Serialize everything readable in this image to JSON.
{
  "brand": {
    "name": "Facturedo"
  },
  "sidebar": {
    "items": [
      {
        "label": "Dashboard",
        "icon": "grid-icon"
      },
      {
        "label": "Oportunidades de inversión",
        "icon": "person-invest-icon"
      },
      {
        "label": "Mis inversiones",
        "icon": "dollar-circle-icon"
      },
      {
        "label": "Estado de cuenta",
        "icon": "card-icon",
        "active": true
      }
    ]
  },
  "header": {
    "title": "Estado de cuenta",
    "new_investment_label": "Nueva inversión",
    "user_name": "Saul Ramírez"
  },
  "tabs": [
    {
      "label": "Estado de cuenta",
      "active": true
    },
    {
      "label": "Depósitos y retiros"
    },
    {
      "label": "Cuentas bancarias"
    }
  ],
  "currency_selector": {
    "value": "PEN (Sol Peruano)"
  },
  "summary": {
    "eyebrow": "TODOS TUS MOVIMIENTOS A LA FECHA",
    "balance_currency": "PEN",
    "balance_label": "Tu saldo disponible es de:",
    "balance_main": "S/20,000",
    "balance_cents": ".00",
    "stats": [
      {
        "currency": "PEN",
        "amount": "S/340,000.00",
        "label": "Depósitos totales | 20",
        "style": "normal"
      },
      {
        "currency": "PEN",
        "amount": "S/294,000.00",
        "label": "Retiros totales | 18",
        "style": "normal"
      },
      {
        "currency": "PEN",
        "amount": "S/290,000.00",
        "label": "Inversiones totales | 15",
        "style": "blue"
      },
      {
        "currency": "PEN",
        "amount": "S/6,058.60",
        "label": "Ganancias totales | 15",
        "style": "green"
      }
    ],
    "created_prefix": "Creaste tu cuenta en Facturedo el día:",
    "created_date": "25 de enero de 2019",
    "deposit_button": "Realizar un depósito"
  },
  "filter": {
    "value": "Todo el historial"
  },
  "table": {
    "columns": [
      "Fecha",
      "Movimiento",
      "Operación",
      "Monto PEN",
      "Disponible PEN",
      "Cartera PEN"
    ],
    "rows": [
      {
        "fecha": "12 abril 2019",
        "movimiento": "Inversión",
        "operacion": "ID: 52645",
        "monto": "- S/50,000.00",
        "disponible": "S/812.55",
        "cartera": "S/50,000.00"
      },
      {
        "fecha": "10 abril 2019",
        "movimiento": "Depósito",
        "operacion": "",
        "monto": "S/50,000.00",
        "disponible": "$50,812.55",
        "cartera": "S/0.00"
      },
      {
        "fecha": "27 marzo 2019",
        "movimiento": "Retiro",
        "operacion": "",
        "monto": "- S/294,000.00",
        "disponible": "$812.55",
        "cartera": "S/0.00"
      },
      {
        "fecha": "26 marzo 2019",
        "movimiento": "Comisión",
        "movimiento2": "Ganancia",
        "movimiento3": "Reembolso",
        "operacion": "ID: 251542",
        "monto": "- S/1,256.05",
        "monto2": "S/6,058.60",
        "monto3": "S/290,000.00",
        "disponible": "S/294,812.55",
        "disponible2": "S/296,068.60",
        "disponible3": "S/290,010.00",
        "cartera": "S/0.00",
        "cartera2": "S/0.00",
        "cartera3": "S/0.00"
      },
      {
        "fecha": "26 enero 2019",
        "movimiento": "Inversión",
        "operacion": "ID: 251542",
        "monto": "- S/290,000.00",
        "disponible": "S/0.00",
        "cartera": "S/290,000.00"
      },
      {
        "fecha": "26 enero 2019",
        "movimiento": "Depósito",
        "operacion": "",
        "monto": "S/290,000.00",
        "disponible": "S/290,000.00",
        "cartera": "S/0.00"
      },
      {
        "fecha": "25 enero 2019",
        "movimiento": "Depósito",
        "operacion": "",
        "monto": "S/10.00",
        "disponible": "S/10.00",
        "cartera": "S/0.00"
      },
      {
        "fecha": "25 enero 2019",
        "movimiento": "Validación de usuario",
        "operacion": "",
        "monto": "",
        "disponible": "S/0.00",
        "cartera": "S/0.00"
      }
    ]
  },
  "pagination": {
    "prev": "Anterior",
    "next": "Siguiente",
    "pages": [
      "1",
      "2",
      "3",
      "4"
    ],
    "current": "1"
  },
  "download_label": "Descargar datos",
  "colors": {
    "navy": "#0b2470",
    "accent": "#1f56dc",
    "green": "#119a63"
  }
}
-=-=-
• Aim
Within the listing above, copy each line that has the string "marzo".

• Result of the exercise
        "fecha": "27 marzo 2019",
        "fecha": "26 marzo 2019",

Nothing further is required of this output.